### WHAT YOU NEED TO DO
Copy the entries below exactly. Images do not belong in the copy.

### MATERIAL PROVIDED
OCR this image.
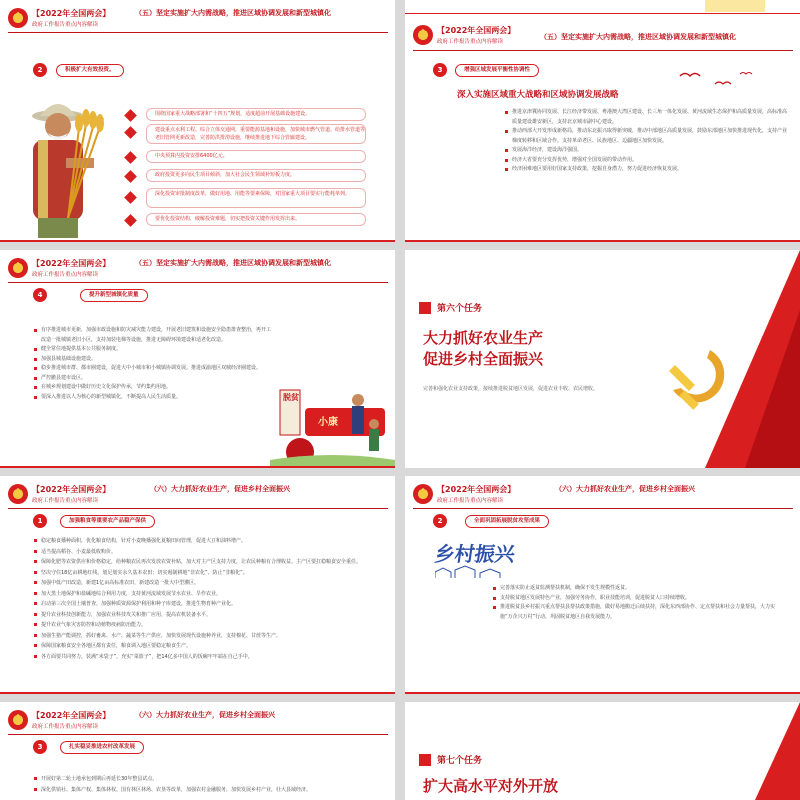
【2022年全国两会】
政府工作报告重点内容解读
（五）坚定实施扩大内需战略，推进区域协调发展和新型城镇化
2	积极扩大有效投资。
围绕国家重大战略部署和“十四五”规划，适度超前开展基础设施建设。
建设重点水利工程、综合立体交通网，重要能源基地和设施，加快城市燃气管道、给排水管道等老旧管网更新改造，完善防洪排涝设施，继续推进地下综合管廊建设。
中央预算内投资安排6400亿元。
政府投资更多向民生项目倾斜，加大社会民生领域补短板力度。
深化投资审批制度改革，做好用地、用能等要素保障，对国家重大项目要实行能耗单列。
要优化投资结构，破解投资难题，切实把投资关键作用发挥出来。
【2022年全国两会】
政府工作报告重点内容解读
（五）坚定实施扩大内需战略，推进区域协调发展和新型城镇化
3	增强区域发展平衡性协调性
深入实施区域重大战略和区域协调发展战略
推进京津冀协同发展、长江经济带发展、粤港澳大湾区建设、长三角一体化发展、黄河流域生态保护和高质量发展，高标准高质量建设雄安新区，支持北京城市副中心建设。
推动西部大开发形成新格局，推动东北振兴取得新突破，推动中部地区高质量发展，鼓励东部地区加快推进现代化，支持产业梯度转移和区域合作。支持革命老区、民族地区、边疆地区加快发展。
发展海洋经济，建设海洋强国。
经济大省要充分发挥优势，增强对全国发展的带动作用。
经济困难地区要用好国家支持政策，挖掘自身潜力，努力促进经济恢复发展。
【2022年全国两会】
政府工作报告重点内容解读
（五）坚定实施扩大内需战略，推进区域协调发展和新型城镇化
4	提升新型城镇化质量
有序推进城市更新，加强市政设施和防灾减灾能力建设，开展老旧建筑和设施安全隐患排查整治，再开工改造一批城镇老旧小区，支持加装电梯等设施，推进无障碍环境建设和适老化改造。
健全常住地提供基本公共服务制度。
加强县城基础设施建设。
稳步推进城市群、都市圈建设，促进大中小城市和小城镇协调发展。推进成渝地区双城经济圈建设。
严控撤县建市设区。
在城乡规划建设中做好历史文化保护传承，节约集约用地。
要深入推进以人为核心的新型城镇化，不断提高人民生活质量。	脱贫
小康
第六个任务
大力抓好农业生产
促进乡村全面振兴
完善和强化农业支持政策，接续推进脱贫地区发展，促进农业丰收、农民增收。
【2022年全国两会】
政府工作报告重点内容解读
（六）大力抓好农业生产，促进乡村全面振兴
1	加强粮食等重要农产品稳产保供
稳定粮食播种面积，优化粮食结构，针对小麦晚播强化夏粮田间管理，促进大豆和油料增产。
适当提高稻谷、小麦最低收购价。
保障化肥等农资供应和价格稳定，给种粮农民再次发放农资补贴，加大对主产区支持力度，让农民种粮有合理收益。主产区要扛稳粮食安全重任。
坚决守住18亿亩耕地红线，划足划实永久基本农田；切实遏制耕地“非农化”、防止“非粮化”。
加强中低产田改造，新建1亿亩高标准农田，新建改造一批大中型灌区。
加大黑土地保护和盐碱地综合利用力度，支持黄河流域发展节水农业、旱作农业。
启动第三次全国土壤普查，加强种质资源保护利用和种子库建设，推进生物育种产业化。
提升农业科技创新能力，加强农业科技攻关和推广应用，提高农机装备水平。
提升农业气象灾害防控和动植物疫病防治能力。
加强生猪产能调控，抓好畜禽、水产、蔬菜等生产供应，加快发展现代设施种养业，支持棉花、甘蔗等生产。
保障国家粮食安全各地区都有责任，粮食调入地区要稳定粮食生产。
各方面要共同努力，装满“米袋子”，充实“菜篮子”，把14亿多中国人的饭碗牢牢端在自己手中。
【2022年全国两会】
政府工作报告重点内容解读
（六）大力抓好农业生产，促进乡村全面振兴
2	全面巩固拓展脱贫攻坚成果
乡村振兴
完善落实防止返贫监测帮扶机制，确保不发生规模性返贫。
支持脱贫地区发展特色产业，加强劳务协作，职业技能培训，促进脱贫人口持续增收。
推进脱贫县乡村振兴重点帮扶县帮扶政策措施，做好易地搬迁后续扶持，深化东西部协作、定点帮扶和社会力量帮扶，大力实施“万企兴万村”行动，巩固脱贫地区自我发展能力。
【2022年全国两会】
政府工作报告重点内容解读
（六）大力抓好农业生产，促进乡村全面振兴
3	扎实稳妥推进农村改革发展
开展好第二轮土地承包到期后再延长30年整县试点。
深化供销社、集体产权、集体林权、国有林区林场、农垦等改革，加强农村金融服务，加快发展乡村产业，壮大县域经济。
第七个任务
扩大高水平对外开放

### WRITTEN SOLUTION
OCR this image.
【2022年全国两会】
政府工作报告重点内容解读
（五）坚定实施扩大内需战略，推进区域协调发展和新型城镇化
2	积极扩大有效投资。
围绕国家重大战略部署和“十四五”规划，适度超前开展基础设施建设。
建设重点水利工程、综合立体交通网，重要能源基地和设施，加快城市燃气管道、给排水管道等老旧管网更新改造，完善防洪排涝设施，继续推进地下综合管廊建设。
中央预算内投资安排6400亿元。
政府投资更多向民生项目倾斜，加大社会民生领域补短板力度。
深化投资审批制度改革，做好用地、用能等要素保障，对国家重大项目要实行能耗单列。
要优化投资结构，破解投资难题，切实把投资关键作用发挥出来。
【2022年全国两会】
政府工作报告重点内容解读
（五）坚定实施扩大内需战略，推进区域协调发展和新型城镇化
3	增强区域发展平衡性协调性
深入实施区域重大战略和区域协调发展战略
推进京津冀协同发展、长江经济带发展、粤港澳大湾区建设、长三角一体化发展、黄河流域生态保护和高质量发展，高标准高质量建设雄安新区，支持北京城市副中心建设。
推动西部大开发形成新格局，推动东北振兴取得新突破，推动中部地区高质量发展，鼓励东部地区加快推进现代化，支持产业梯度转移和区域合作。支持革命老区、民族地区、边疆地区加快发展。
发展海洋经济，建设海洋强国。
经济大省要充分发挥优势，增强对全国发展的带动作用。
经济困难地区要用好国家支持政策，挖掘自身潜力，努力促进经济恢复发展。
【2022年全国两会】
政府工作报告重点内容解读
（五）坚定实施扩大内需战略，推进区域协调发展和新型城镇化
4	提升新型城镇化质量
有序推进城市更新，加强市政设施和防灾减灾能力建设，开展老旧建筑和设施安全隐患排查整治，再开工改造一批城镇老旧小区，支持加装电梯等设施，推进无障碍环境建设和适老化改造。
健全常住地提供基本公共服务制度。
加强县城基础设施建设。
稳步推进城市群、都市圈建设，促进大中小城市和小城镇协调发展。推进成渝地区双城经济圈建设。
严控撤县建市设区。
在城乡规划建设中做好历史文化保护传承，节约集约用地。
要深入推进以人为核心的新型城镇化，不断提高人民生活质量。	脱贫
小康
第六个任务
大力抓好农业生产
促进乡村全面振兴
完善和强化农业支持政策，接续推进脱贫地区发展，促进农业丰收、农民增收。
【2022年全国两会】
政府工作报告重点内容解读
（六）大力抓好农业生产，促进乡村全面振兴
1	加强粮食等重要农产品稳产保供
稳定粮食播种面积，优化粮食结构，针对小麦晚播强化夏粮田间管理，促进大豆和油料增产。
适当提高稻谷、小麦最低收购价。
保障化肥等农资供应和价格稳定，给种粮农民再次发放农资补贴，加大对主产区支持力度，让农民种粮有合理收益。主产区要扛稳粮食安全重任。
坚决守住18亿亩耕地红线，划足划实永久基本农田；切实遏制耕地“非农化”、防止“非粮化”。
加强中低产田改造，新建1亿亩高标准农田，新建改造一批大中型灌区。
加大黑土地保护和盐碱地综合利用力度，支持黄河流域发展节水农业、旱作农业。
启动第三次全国土壤普查，加强种质资源保护利用和种子库建设，推进生物育种产业化。
提升农业科技创新能力，加强农业科技攻关和推广应用，提高农机装备水平。
提升农业气象灾害防控和动植物疫病防治能力。
加强生猪产能调控，抓好畜禽、水产、蔬菜等生产供应，加快发展现代设施种养业，支持棉花、甘蔗等生产。
保障国家粮食安全各地区都有责任，粮食调入地区要稳定粮食生产。
各方面要共同努力，装满“米袋子”，充实“菜篮子”，把14亿多中国人的饭碗牢牢端在自己手中。
【2022年全国两会】
政府工作报告重点内容解读
（六）大力抓好农业生产，促进乡村全面振兴
2	全面巩固拓展脱贫攻坚成果
乡村振兴
完善落实防止返贫监测帮扶机制，确保不发生规模性返贫。
支持脱贫地区发展特色产业，加强劳务协作，职业技能培训，促进脱贫人口持续增收。
推进脱贫县乡村振兴重点帮扶县帮扶政策措施，做好易地搬迁后续扶持，深化东西部协作、定点帮扶和社会力量帮扶，大力实施“万企兴万村”行动，巩固脱贫地区自我发展能力。
【2022年全国两会】
政府工作报告重点内容解读
（六）大力抓好农业生产，促进乡村全面振兴
3	扎实稳妥推进农村改革发展
开展好第二轮土地承包到期后再延长30年整县试点。
深化供销社、集体产权、集体林权、国有林区林场、农垦等改革，加强农村金融服务，加快发展乡村产业，壮大县域经济。
第七个任务
扩大高水平对外开放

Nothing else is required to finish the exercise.